* **MATERIALS PROVIDED**:
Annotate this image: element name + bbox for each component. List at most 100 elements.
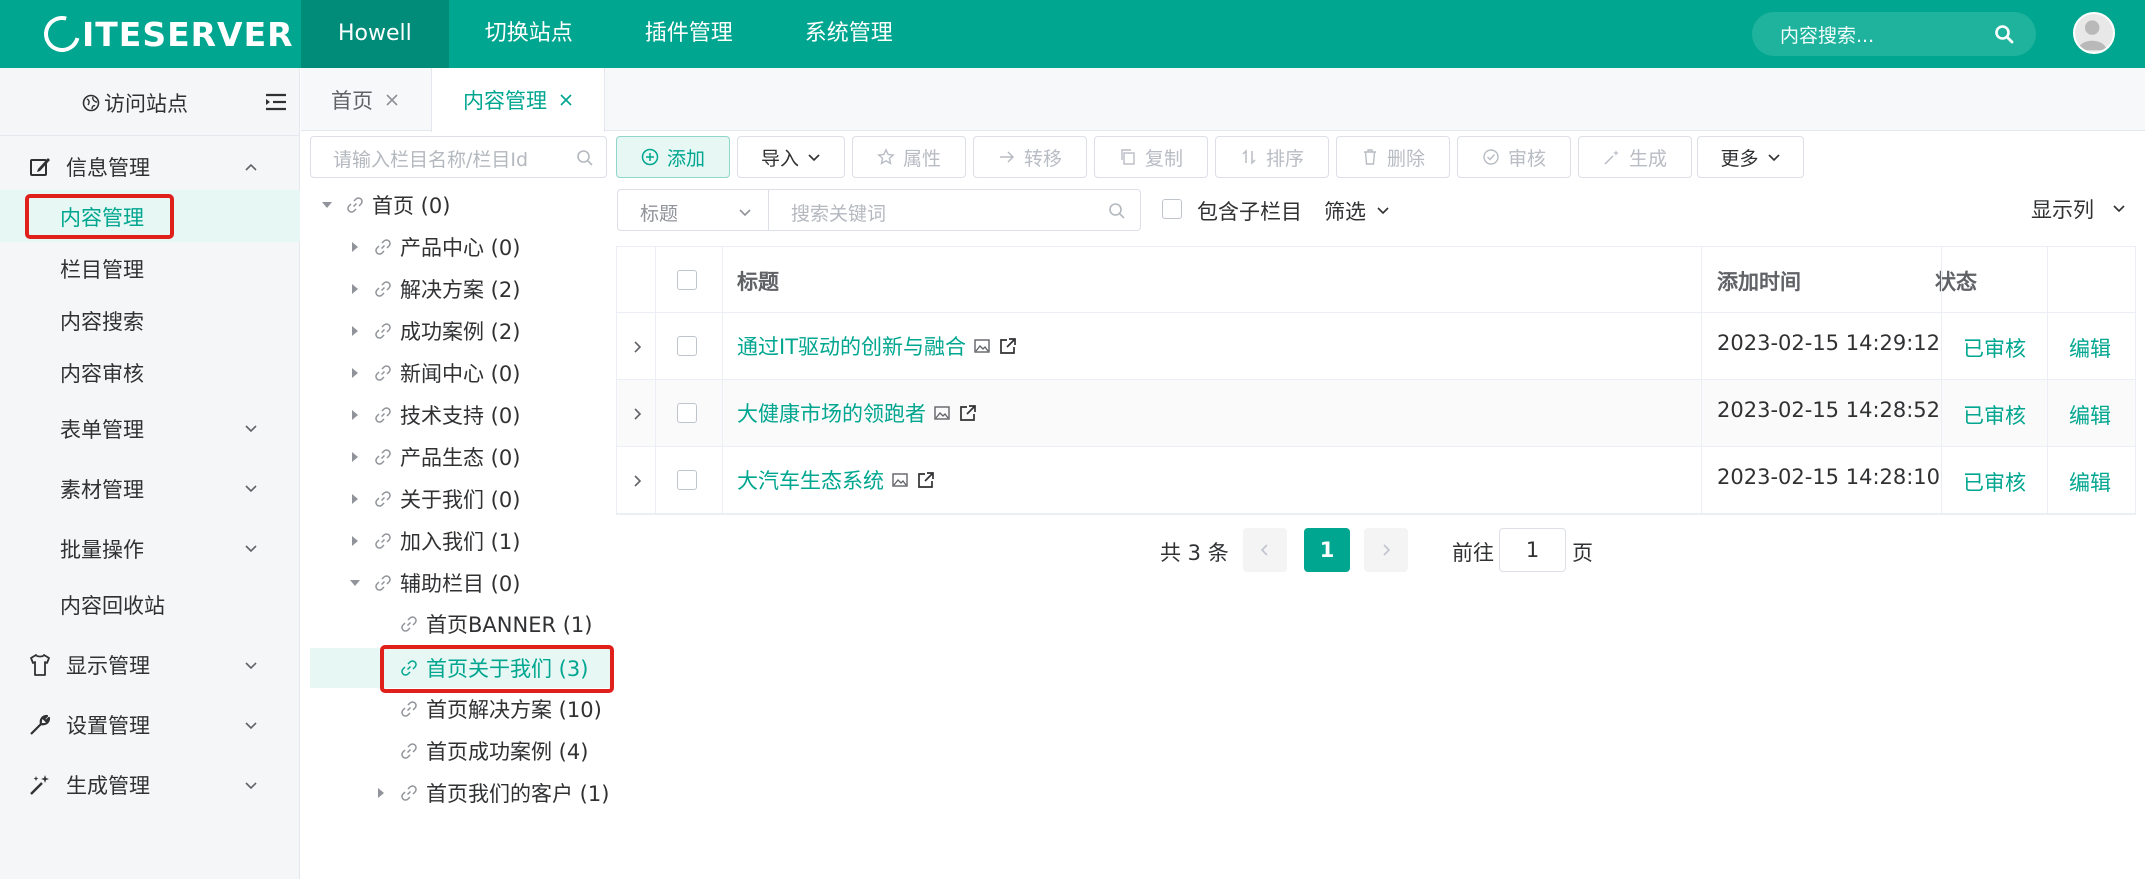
- chevron-right-icon[interactable]: [630, 407, 644, 421]
- import-button[interactable]: 导入: [737, 136, 845, 178]
- select-all-checkbox[interactable]: [677, 270, 697, 290]
- chevron-right-icon[interactable]: [630, 474, 644, 488]
- delete-button[interactable]: 删除: [1336, 136, 1450, 178]
- sort-button[interactable]: 排序: [1215, 136, 1329, 178]
- caret-right-icon[interactable]: [348, 240, 362, 254]
- user-avatar[interactable]: [2073, 12, 2115, 54]
- page-number-current[interactable]: 1: [1304, 528, 1350, 572]
- tree-node[interactable]: 技术支持 (0): [348, 395, 520, 435]
- tree-node[interactable]: 首页 (0): [320, 185, 450, 225]
- column-search-input[interactable]: 请输入栏目名称/栏目Id: [310, 136, 607, 178]
- row-checkbox[interactable]: [677, 336, 697, 356]
- nav-howell[interactable]: Howell: [301, 0, 449, 68]
- tree-node[interactable]: 关于我们 (0): [348, 479, 520, 519]
- keyword-search-input[interactable]: 搜索关键词: [768, 189, 1141, 231]
- status-link[interactable]: 已审核: [1963, 333, 2026, 363]
- caret-down-icon[interactable]: [320, 198, 334, 212]
- external-link-icon[interactable]: [916, 470, 936, 490]
- search-icon[interactable]: [1994, 24, 2014, 44]
- row-checkbox[interactable]: [677, 403, 697, 423]
- tree-node[interactable]: 加入我们 (1): [348, 521, 520, 561]
- close-icon[interactable]: [559, 93, 573, 107]
- search-icon[interactable]: [1108, 202, 1126, 220]
- caret-right-icon[interactable]: [348, 534, 362, 548]
- transfer-button[interactable]: 转移: [973, 136, 1087, 178]
- external-link-icon[interactable]: [998, 336, 1018, 356]
- tree-node[interactable]: 新闻中心 (0): [348, 353, 520, 393]
- menu-fold-icon[interactable]: [265, 92, 287, 112]
- copy-button[interactable]: 复制: [1094, 136, 1208, 178]
- edit-link[interactable]: 编辑: [2069, 333, 2111, 363]
- tab-content-management[interactable]: 内容管理: [431, 68, 605, 132]
- sidebar-item-material-management[interactable]: 素材管理: [0, 462, 300, 514]
- menu-group-display-management[interactable]: 显示管理: [0, 636, 300, 692]
- chevron-right-icon[interactable]: [630, 340, 644, 354]
- keyword-search-placeholder: 搜索关键词: [791, 203, 887, 225]
- edit-link[interactable]: 编辑: [2069, 400, 2111, 430]
- site-logo[interactable]: ITESERVER: [37, 9, 294, 59]
- caret-right-icon[interactable]: [348, 366, 362, 380]
- prev-page-button[interactable]: [1243, 528, 1287, 572]
- more-button[interactable]: 更多: [1697, 136, 1804, 178]
- link-icon: [375, 491, 391, 507]
- caret-right-icon[interactable]: [348, 492, 362, 506]
- sidebar-item-form-management[interactable]: 表单管理: [0, 402, 300, 454]
- tree-node[interactable]: 首页我们的客户 (1): [374, 773, 609, 813]
- chevron-down-icon: [1377, 207, 1389, 215]
- title-cell: 通过IT驱动的创新与融合: [737, 331, 1018, 361]
- menu-group-info-management[interactable]: 信息管理: [0, 138, 300, 194]
- tree-node[interactable]: 首页解决方案 (10): [374, 689, 602, 729]
- sidebar-item-content-audit[interactable]: 内容审核: [0, 346, 300, 398]
- caret-right-icon[interactable]: [348, 408, 362, 422]
- sidebar-item-batch-operations[interactable]: 批量操作: [0, 522, 300, 574]
- attributes-button[interactable]: 属性: [852, 136, 966, 178]
- status-link[interactable]: 已审核: [1963, 467, 2026, 497]
- tree-node[interactable]: 成功案例 (2): [348, 311, 520, 351]
- column-header-title: 标题: [737, 270, 779, 294]
- tab-home[interactable]: 首页: [331, 68, 399, 131]
- content-search-input[interactable]: 内容搜索...: [1752, 12, 2036, 56]
- status-link[interactable]: 已审核: [1963, 400, 2026, 430]
- edit-link[interactable]: 编辑: [2069, 467, 2111, 497]
- chevron-down-icon: [245, 545, 257, 553]
- tree-node-label: 技术支持 (0): [400, 404, 521, 428]
- close-icon[interactable]: [385, 93, 399, 107]
- external-link-icon[interactable]: [958, 403, 978, 423]
- nav-system-management[interactable]: 系统管理: [769, 0, 929, 68]
- tree-node[interactable]: 辅助栏目 (0): [348, 563, 520, 603]
- nav-plugin-management[interactable]: 插件管理: [609, 0, 769, 68]
- caret-right-icon[interactable]: [348, 324, 362, 338]
- field-select[interactable]: 标题: [617, 189, 769, 231]
- menu-group-settings-management[interactable]: 设置管理: [0, 696, 300, 752]
- tree-node[interactable]: 解决方案 (2): [348, 269, 520, 309]
- include-children-checkbox[interactable]: [1162, 199, 1182, 219]
- caret-right-icon[interactable]: [374, 786, 388, 800]
- visit-site-link[interactable]: 访问站点: [82, 88, 188, 118]
- display-columns-dropdown[interactable]: 显示列: [2031, 194, 2094, 224]
- chevron-up-icon: [245, 163, 257, 171]
- add-button[interactable]: 添加: [616, 136, 730, 178]
- caret-right-icon[interactable]: [348, 282, 362, 296]
- sidebar-item-column-management[interactable]: 栏目管理: [0, 242, 300, 294]
- goto-page-input[interactable]: 1: [1499, 528, 1566, 572]
- menu-group-generate-management[interactable]: 生成管理: [0, 756, 300, 812]
- caret-down-icon[interactable]: [348, 576, 362, 590]
- caret-spacer: [374, 744, 388, 758]
- filter-dropdown[interactable]: 筛选: [1324, 196, 1366, 226]
- content-title-link[interactable]: 大健康市场的领跑者: [737, 398, 926, 428]
- generate-button[interactable]: 生成: [1578, 136, 1692, 178]
- tree-node[interactable]: 首页BANNER (1): [374, 604, 592, 644]
- tree-node[interactable]: 首页成功案例 (4): [374, 731, 588, 771]
- sidebar-item-content-search[interactable]: 内容搜索: [0, 294, 300, 346]
- caret-right-icon[interactable]: [348, 450, 362, 464]
- row-checkbox[interactable]: [677, 470, 697, 490]
- content-title-link[interactable]: 通过IT驱动的创新与融合: [737, 331, 966, 361]
- audit-button[interactable]: 审核: [1457, 136, 1571, 178]
- nav-switch-site[interactable]: 切换站点: [449, 0, 609, 68]
- top-bar: ITESERVER Howell 切换站点 插件管理 系统管理 内容搜索...: [0, 0, 2145, 68]
- sidebar-item-recycle-bin[interactable]: 内容回收站: [0, 578, 300, 630]
- tree-node[interactable]: 产品生态 (0): [348, 437, 520, 477]
- content-title-link[interactable]: 大汽车生态系统: [737, 465, 884, 495]
- tree-node[interactable]: 产品中心 (0): [348, 227, 520, 267]
- next-page-button[interactable]: [1364, 528, 1408, 572]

* **WHAT YOU SHOULD DO**:
Rewrite the lines in the records from the one containing "- chevron-right-icon[interactable]: [630, 407, 644, 421]" through the one containing "- keyword-search-placeholder: 搜索关键词: [791, 203, 887, 225]" as a numbered list, leaving out any blank lines.

* **OUTPUT FOR THIS EXERCISE**:
1. - chevron-right-icon[interactable]: [630, 407, 644, 421]
2. - import-button[interactable]: 导入: [737, 136, 845, 178]
3. - select-all-checkbox[interactable]: [677, 270, 697, 290]
4. - chevron-right-icon[interactable]: [630, 474, 644, 488]
5. - delete-button[interactable]: 删除: [1336, 136, 1450, 178]
6. - sort-button[interactable]: 排序: [1215, 136, 1329, 178]
7. - caret-right-icon[interactable]: [348, 240, 362, 254]
8. - user-avatar[interactable]: [2073, 12, 2115, 54]
9. - page-number-current[interactable]: 1: [1304, 528, 1350, 572]
10. - tree-node[interactable]: 技术支持 (0): [348, 395, 520, 435]
11. - tree-node[interactable]: 首页 (0): [320, 185, 450, 225]
12. - column-search-input[interactable]: 请输入栏目名称/栏目Id: [310, 136, 607, 178]
13. - row-checkbox[interactable]: [677, 336, 697, 356]
14. - nav-howell[interactable]: Howell: [301, 0, 449, 68]
15. - tree-node[interactable]: 关于我们 (0): [348, 479, 520, 519]
16. - keyword-search-input[interactable]: 搜索关键词: [768, 189, 1141, 231]
17. - status-link[interactable]: 已审核: [1963, 333, 2026, 363]
18. - caret-down-icon[interactable]: [320, 198, 334, 212]
19. - external-link-icon[interactable]: [916, 470, 936, 490]
20. - search-icon[interactable]: [1994, 24, 2014, 44]
21. - row-checkbox[interactable]: [677, 403, 697, 423]
22. - tree-node[interactable]: 加入我们 (1): [348, 521, 520, 561]
23. - close-icon[interactable]: [559, 93, 573, 107]
24. - search-icon[interactable]: [1108, 202, 1126, 220]
25. - caret-right-icon[interactable]: [348, 534, 362, 548]
26. - transfer-button[interactable]: 转移: [973, 136, 1087, 178]
27. - external-link-icon[interactable]: [998, 336, 1018, 356]
28. - tree-node[interactable]: 新闻中心 (0): [348, 353, 520, 393]
29. - menu-fold-icon[interactable]: [265, 92, 287, 112]
30. - copy-button[interactable]: 复制: [1094, 136, 1208, 178]
31. - edit-link[interactable]: 编辑: [2069, 333, 2111, 363]
32. - tab-content-management[interactable]: 内容管理: [431, 68, 605, 132]
33. - sidebar-item-material-management[interactable]: 素材管理: [0, 462, 300, 514]
34. - menu-group-display-management[interactable]: 显示管理: [0, 636, 300, 692]
35. - chevron-right-icon[interactable]: [630, 340, 644, 354]
36. - keyword-search-placeholder: 搜索关键词: [791, 203, 887, 225]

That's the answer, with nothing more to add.